What you have to do> Only the number is wanted: tally the lines below that contain the word "breeches".

--- START Information shown ---

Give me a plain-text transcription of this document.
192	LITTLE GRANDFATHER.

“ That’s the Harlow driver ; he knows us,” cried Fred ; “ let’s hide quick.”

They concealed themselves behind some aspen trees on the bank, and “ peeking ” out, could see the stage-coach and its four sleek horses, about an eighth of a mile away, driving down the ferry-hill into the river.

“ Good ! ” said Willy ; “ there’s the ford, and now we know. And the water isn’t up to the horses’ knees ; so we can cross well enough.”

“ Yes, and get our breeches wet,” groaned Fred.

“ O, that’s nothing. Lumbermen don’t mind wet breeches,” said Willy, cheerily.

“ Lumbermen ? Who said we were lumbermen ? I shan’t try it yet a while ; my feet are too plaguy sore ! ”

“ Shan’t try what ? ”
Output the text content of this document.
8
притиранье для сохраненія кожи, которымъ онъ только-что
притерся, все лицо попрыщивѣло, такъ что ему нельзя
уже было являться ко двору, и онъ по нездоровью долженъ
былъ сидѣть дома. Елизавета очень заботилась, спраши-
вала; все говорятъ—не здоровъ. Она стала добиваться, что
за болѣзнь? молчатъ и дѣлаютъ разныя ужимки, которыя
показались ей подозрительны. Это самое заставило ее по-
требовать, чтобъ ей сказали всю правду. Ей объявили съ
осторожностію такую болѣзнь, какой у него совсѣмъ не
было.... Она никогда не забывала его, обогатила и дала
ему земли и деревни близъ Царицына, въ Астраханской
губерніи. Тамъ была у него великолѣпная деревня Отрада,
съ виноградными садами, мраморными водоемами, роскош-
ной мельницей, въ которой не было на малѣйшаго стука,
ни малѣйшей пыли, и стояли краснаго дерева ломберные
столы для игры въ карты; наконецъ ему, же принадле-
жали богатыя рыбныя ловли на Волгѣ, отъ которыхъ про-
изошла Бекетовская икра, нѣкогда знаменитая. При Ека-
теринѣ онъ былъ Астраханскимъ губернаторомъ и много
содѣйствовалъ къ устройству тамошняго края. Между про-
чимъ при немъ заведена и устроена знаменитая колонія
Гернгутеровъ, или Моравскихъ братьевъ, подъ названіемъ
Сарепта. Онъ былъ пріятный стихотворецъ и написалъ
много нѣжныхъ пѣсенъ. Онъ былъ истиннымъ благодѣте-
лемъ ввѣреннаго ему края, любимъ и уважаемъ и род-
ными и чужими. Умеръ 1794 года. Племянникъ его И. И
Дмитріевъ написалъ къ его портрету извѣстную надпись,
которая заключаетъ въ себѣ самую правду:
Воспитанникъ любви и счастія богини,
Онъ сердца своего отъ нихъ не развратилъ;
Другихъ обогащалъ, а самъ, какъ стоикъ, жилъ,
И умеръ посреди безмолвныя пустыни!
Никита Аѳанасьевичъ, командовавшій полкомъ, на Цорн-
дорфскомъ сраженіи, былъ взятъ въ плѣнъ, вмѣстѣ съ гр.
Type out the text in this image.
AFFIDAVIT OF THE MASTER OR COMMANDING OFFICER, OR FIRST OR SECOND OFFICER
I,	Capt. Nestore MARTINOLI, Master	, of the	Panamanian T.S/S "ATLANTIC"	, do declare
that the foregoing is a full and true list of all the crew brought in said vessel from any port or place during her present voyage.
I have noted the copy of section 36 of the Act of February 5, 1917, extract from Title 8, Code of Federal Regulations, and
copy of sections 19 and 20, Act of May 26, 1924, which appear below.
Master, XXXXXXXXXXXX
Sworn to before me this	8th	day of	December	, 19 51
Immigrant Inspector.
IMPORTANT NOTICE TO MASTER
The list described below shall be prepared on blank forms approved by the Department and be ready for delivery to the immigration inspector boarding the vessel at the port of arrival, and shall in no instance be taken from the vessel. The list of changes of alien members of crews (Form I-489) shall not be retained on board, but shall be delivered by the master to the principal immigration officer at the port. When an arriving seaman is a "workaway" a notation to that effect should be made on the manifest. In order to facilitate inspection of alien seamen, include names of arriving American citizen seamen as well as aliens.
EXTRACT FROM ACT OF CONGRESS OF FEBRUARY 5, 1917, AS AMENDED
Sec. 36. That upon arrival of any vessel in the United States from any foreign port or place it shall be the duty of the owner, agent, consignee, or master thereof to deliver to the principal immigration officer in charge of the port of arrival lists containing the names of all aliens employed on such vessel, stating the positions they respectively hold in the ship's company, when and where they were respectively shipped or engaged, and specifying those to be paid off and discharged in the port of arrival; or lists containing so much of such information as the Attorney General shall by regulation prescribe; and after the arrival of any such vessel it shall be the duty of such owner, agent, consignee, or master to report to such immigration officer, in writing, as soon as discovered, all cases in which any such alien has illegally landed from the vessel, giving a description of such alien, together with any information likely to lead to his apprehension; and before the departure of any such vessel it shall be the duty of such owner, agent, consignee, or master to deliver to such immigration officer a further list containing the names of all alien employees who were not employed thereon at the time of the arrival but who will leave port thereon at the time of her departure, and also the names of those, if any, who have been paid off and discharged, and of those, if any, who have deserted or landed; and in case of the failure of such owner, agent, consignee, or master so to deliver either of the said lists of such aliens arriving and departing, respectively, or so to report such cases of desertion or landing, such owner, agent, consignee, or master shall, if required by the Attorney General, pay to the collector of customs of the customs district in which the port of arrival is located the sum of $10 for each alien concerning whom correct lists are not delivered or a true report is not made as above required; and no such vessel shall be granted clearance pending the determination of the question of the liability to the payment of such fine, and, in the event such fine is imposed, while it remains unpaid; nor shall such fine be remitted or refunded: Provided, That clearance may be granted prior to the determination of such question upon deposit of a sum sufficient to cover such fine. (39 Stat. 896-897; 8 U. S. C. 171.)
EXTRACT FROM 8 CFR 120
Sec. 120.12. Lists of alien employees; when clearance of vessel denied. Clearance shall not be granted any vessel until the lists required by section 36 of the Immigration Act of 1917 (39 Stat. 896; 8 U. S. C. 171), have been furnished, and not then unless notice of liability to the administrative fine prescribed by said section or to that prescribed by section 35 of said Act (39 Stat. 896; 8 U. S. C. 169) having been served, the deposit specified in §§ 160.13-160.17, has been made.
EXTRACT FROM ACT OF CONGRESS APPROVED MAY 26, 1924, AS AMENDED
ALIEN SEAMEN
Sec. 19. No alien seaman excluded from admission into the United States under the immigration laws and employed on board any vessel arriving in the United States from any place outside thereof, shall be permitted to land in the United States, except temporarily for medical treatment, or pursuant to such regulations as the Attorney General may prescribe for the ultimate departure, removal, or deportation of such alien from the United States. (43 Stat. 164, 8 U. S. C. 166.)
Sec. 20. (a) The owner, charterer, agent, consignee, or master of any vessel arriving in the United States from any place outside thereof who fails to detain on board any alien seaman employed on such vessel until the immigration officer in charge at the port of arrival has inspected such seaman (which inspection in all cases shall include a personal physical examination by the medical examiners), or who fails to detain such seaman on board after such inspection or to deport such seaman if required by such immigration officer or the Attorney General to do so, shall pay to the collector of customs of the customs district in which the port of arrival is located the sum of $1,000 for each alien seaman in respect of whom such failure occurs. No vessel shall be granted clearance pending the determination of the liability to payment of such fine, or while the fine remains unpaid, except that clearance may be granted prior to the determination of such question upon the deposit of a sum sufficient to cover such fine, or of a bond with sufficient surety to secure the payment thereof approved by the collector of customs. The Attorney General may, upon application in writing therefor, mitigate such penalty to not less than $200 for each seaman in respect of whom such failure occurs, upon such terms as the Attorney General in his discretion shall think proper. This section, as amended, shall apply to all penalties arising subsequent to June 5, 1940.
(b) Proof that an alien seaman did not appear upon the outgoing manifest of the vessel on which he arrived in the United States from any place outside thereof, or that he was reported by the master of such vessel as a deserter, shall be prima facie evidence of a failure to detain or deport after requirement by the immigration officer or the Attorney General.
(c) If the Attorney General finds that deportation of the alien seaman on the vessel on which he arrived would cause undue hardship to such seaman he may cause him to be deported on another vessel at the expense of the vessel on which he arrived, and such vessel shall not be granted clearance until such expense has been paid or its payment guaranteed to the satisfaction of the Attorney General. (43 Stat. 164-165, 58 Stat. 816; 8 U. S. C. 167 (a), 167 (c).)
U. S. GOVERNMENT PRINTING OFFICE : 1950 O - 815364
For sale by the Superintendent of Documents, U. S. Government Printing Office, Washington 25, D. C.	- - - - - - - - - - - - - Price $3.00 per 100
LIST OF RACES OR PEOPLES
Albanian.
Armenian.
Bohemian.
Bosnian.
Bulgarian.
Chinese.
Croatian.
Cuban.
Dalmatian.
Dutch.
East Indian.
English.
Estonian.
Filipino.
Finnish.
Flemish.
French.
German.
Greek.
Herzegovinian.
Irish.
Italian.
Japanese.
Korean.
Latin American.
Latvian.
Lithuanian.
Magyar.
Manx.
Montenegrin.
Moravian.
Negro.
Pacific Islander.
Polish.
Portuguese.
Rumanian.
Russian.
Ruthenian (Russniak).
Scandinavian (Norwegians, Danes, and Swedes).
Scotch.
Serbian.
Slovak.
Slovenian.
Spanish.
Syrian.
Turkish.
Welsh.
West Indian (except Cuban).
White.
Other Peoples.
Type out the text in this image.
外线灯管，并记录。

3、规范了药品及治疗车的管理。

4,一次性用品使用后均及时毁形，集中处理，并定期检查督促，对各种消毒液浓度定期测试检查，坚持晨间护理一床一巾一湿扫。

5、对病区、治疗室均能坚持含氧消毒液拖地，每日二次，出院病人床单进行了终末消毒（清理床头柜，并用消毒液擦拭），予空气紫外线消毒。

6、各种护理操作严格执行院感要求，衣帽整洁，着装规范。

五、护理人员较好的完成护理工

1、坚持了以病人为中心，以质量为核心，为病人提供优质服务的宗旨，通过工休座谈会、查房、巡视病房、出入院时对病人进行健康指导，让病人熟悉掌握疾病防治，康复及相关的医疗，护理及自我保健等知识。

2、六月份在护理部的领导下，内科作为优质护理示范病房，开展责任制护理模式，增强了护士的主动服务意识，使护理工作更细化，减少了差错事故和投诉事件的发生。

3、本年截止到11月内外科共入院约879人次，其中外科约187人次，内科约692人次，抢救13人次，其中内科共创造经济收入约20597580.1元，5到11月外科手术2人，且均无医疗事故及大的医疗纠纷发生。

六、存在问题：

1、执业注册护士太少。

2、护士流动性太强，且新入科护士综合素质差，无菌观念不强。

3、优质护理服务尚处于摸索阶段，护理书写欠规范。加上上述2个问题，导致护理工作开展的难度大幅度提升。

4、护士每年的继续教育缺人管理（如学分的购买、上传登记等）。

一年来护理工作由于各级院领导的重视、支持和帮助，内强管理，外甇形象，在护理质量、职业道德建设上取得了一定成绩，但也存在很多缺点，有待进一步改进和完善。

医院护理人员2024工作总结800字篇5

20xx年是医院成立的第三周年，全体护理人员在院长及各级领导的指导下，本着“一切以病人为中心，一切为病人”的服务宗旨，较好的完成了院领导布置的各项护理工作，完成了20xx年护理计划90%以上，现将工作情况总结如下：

--- END Information shown ---

Response> 2